• Written task:
Reproduce the listing below word for word, line by line, with no changes.

• Dataset extract:
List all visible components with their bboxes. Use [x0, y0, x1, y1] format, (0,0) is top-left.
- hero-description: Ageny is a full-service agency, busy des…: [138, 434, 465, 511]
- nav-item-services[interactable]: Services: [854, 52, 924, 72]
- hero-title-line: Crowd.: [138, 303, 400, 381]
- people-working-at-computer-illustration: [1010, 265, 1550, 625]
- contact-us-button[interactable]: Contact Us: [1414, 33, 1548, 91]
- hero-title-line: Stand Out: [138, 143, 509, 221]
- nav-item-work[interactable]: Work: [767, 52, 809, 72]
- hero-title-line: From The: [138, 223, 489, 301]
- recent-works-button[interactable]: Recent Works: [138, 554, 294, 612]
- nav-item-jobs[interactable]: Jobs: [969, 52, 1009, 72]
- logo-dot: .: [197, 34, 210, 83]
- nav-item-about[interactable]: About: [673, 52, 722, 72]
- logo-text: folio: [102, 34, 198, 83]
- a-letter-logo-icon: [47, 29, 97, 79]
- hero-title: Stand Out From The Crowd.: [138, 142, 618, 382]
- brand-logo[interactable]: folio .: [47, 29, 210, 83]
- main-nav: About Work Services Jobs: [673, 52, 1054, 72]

• Full answer:
List all visible components with their bboxes. Use [x0, y0, x1, y1] format, (0,0) is top-left.
- hero-description: Ageny is a full-service agency, busy des…: [138, 434, 465, 511]
- nav-item-services[interactable]: Services: [854, 52, 924, 72]
- hero-title-line: Crowd.: [138, 303, 400, 381]
- people-working-at-computer-illustration: [1010, 265, 1550, 625]
- contact-us-button[interactable]: Contact Us: [1414, 33, 1548, 91]
- hero-title-line: Stand Out: [138, 143, 509, 221]
- nav-item-work[interactable]: Work: [767, 52, 809, 72]
- hero-title-line: From The: [138, 223, 489, 301]
- recent-works-button[interactable]: Recent Works: [138, 554, 294, 612]
- nav-item-jobs[interactable]: Jobs: [969, 52, 1009, 72]
- logo-dot: .: [197, 34, 210, 83]
- nav-item-about[interactable]: About: [673, 52, 722, 72]
- logo-text: folio: [102, 34, 198, 83]
- a-letter-logo-icon: [47, 29, 97, 79]
- hero-title: Stand Out From The Crowd.: [138, 142, 618, 382]
- brand-logo[interactable]: folio .: [47, 29, 210, 83]
- main-nav: About Work Services Jobs: [673, 52, 1054, 72]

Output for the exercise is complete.